PROBLEMA -
Por favor, liste todos os valores percentuais citados no texto sobre tributação progressiva, na ordem em que aparecem.

TEXTO FORNECIDO -

--------------------

Um sistema tributário progressivo, em que os impostos crescem proporcionalmente ao aumento da renda dos contribuintes, é considerado como socialmente mais justo por atenuar as desigualdades.
No entanto, segundo a Cepal (Comissão Econômica para a América Latina e o Caribe, das Nações Unidas), o efeito do sistema tributário na redução da desigualdade na América Latina (e no Brasil) ainda é muito limitado, por causa do grande papel desempenhado pelos tributos indiretos. No caso do Brasil, eles compõem 49,73% da carga tributária total.
Diversos estudos mostram que o tributo que melhor possibilita a aplicação da progressividade é o Imposto de Renda Pessoa Física (IRPF). O tema foi analisado no Brasil Debate também por Reginaldo Moraes (Imposto de Renda e ajuste. Está faltando algo nessa conversa) e Róber Iturriet Ávila (Por um ajuste fiscal via reestruturação tributária).
O estudo de Castro (2014) mostra que, enquanto a arrecadação de IRPF representa 2,7% do PIB brasileiro, a média dos países que integram a Organização para Cooperação e Desenvolvimento Econômico (OCDE) é de 8,5%, alcançando até 24,2% na Dinamarca. Já quanto à arrecadação tributária total, enquanto no Brasil o IRPF representa 7,6%, a média da OCDE é de 24,1%, chegando a 50,7% na Dinamarca.

--------------------

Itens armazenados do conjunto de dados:
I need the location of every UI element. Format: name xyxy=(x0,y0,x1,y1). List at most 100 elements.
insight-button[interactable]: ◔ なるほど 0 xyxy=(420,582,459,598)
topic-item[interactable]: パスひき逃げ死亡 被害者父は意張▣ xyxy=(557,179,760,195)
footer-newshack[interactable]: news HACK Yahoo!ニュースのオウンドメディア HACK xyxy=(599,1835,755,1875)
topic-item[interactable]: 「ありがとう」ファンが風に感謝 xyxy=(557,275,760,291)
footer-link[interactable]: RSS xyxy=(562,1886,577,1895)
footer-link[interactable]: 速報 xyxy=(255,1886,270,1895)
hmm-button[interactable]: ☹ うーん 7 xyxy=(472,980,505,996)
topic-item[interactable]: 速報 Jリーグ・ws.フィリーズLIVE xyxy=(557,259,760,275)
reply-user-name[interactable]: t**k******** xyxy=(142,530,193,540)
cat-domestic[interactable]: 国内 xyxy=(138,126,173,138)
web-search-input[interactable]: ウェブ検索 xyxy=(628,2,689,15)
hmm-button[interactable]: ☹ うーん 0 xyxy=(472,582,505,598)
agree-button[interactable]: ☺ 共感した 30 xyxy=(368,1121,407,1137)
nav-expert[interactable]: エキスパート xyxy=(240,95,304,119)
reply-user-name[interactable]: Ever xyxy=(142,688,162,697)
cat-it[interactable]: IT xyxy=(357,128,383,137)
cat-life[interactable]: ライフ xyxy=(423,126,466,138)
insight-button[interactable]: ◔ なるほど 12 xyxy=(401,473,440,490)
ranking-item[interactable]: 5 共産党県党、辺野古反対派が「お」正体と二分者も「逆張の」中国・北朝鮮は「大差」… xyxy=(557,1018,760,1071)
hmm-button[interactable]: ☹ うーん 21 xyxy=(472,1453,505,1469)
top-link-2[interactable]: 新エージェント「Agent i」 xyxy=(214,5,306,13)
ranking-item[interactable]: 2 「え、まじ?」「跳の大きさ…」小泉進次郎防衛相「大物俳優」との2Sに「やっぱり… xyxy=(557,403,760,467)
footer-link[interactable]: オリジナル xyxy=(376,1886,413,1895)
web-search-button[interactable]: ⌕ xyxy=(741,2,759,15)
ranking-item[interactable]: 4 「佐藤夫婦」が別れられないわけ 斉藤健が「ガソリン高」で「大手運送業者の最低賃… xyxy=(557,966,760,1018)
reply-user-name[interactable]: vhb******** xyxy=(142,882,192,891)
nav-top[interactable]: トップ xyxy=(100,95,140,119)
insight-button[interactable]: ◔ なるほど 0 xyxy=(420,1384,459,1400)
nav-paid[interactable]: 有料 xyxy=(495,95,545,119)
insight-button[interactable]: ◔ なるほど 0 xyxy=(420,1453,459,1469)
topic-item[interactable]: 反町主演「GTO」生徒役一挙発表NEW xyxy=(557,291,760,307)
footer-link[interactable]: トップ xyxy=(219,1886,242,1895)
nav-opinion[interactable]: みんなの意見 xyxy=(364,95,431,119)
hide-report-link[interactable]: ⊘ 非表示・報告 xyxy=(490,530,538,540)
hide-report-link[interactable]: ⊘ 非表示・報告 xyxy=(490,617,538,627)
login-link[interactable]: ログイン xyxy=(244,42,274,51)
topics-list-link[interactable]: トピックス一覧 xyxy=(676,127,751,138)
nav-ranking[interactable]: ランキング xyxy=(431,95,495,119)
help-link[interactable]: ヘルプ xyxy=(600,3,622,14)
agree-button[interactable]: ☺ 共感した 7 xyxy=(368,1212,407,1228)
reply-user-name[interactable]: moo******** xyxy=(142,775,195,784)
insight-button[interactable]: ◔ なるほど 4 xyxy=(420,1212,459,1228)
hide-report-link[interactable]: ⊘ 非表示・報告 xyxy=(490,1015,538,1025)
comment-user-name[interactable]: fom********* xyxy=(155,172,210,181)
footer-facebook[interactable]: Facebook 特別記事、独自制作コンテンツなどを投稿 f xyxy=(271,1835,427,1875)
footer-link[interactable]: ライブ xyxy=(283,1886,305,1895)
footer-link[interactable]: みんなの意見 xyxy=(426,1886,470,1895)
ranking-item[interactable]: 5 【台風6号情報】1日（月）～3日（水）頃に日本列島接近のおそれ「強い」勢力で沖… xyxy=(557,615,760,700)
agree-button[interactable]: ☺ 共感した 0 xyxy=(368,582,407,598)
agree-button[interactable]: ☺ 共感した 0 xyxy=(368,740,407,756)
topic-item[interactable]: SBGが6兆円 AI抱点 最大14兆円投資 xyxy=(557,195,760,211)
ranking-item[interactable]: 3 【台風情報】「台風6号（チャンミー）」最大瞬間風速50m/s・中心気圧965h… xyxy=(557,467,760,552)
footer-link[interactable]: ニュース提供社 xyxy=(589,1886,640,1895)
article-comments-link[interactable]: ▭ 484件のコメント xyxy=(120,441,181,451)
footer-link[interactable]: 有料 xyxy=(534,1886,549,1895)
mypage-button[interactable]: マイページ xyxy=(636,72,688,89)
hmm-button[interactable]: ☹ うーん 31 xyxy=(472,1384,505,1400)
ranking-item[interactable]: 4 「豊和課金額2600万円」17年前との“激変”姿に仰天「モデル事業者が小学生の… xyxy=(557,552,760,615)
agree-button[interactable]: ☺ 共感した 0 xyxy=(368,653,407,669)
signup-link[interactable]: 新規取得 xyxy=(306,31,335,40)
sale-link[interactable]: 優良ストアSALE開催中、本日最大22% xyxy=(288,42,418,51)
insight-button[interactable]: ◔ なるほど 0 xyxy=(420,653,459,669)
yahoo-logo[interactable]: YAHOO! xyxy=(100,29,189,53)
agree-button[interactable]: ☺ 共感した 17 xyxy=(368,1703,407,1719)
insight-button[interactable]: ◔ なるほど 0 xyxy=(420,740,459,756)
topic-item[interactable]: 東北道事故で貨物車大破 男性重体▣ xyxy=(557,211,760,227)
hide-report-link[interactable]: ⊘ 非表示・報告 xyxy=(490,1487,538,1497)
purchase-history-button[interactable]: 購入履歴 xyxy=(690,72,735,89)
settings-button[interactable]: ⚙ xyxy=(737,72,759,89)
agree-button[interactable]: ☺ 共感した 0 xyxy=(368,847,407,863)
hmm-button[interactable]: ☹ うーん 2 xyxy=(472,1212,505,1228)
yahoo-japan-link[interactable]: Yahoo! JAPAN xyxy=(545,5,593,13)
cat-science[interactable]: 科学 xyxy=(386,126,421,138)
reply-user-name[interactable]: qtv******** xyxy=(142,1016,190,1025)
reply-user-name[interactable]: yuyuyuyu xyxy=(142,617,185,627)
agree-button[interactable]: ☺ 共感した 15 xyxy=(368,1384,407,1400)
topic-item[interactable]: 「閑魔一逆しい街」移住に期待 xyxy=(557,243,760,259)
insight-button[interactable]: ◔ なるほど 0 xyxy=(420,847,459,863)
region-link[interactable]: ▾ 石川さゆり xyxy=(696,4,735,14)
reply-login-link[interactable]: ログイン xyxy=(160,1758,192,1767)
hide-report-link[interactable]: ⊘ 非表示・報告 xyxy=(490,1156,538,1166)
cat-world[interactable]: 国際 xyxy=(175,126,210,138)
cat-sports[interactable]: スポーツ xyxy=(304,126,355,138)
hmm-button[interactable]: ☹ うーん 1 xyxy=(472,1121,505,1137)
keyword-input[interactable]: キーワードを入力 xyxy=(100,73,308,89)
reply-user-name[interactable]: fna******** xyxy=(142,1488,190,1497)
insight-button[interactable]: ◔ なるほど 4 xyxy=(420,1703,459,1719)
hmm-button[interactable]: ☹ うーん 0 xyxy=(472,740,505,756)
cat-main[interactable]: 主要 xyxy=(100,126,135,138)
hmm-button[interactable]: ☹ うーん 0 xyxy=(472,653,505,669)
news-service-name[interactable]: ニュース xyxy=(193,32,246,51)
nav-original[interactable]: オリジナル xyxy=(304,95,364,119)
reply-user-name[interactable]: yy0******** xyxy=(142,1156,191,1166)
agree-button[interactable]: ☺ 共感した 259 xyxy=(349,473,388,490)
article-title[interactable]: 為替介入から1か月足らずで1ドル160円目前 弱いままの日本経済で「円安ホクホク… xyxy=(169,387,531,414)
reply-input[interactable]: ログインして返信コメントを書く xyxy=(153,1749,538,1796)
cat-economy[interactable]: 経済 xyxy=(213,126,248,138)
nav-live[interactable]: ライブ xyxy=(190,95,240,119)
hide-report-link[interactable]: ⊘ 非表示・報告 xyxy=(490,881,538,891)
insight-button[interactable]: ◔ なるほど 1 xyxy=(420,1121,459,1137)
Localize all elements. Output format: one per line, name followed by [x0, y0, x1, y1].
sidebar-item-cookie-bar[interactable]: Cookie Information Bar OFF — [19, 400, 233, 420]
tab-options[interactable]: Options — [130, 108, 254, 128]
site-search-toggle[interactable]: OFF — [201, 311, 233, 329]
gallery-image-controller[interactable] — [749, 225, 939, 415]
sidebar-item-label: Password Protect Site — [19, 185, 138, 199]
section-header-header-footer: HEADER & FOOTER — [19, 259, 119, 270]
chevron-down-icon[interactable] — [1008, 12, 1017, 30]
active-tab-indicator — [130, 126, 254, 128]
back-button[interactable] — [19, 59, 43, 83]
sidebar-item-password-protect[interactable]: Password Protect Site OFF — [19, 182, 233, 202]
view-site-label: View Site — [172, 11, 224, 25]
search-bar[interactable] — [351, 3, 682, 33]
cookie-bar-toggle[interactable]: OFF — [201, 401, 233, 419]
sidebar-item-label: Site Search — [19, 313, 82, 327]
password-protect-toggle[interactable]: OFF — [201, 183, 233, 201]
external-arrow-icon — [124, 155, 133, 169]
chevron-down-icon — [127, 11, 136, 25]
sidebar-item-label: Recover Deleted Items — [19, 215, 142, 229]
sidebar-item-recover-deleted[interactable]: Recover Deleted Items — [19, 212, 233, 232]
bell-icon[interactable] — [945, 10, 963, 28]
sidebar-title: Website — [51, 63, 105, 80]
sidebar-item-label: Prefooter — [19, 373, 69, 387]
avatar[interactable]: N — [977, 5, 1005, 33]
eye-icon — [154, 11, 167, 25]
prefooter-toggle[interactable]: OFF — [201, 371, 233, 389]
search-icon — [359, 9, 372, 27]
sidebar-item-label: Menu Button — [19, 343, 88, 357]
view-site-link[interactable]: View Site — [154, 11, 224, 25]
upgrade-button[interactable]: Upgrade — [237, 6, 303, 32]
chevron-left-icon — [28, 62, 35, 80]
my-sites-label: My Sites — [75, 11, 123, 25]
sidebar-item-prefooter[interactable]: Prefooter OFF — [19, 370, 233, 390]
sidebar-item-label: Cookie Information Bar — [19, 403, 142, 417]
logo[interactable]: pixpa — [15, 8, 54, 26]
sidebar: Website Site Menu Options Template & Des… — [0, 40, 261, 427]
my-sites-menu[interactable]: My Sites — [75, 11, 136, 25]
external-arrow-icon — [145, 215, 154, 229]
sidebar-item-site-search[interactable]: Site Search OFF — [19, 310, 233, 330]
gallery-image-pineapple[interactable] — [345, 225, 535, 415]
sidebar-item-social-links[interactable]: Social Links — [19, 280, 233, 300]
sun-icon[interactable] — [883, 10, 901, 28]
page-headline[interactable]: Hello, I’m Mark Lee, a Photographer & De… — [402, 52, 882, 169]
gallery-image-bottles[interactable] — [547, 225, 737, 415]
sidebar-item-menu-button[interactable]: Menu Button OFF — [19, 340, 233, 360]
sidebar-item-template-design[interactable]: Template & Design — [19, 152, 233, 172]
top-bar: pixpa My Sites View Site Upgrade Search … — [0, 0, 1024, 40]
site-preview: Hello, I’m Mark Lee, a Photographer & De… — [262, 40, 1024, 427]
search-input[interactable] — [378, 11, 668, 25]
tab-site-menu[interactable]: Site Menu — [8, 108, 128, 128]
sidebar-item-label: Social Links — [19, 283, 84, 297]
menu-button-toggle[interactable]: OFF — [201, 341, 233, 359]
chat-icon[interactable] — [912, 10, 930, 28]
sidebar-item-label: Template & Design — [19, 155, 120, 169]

--------------------

RESPOSTA DO EXERCÍCIO -
49,73%
2,7%
8,5%
24,2%
7,6%
24,1%
50,7%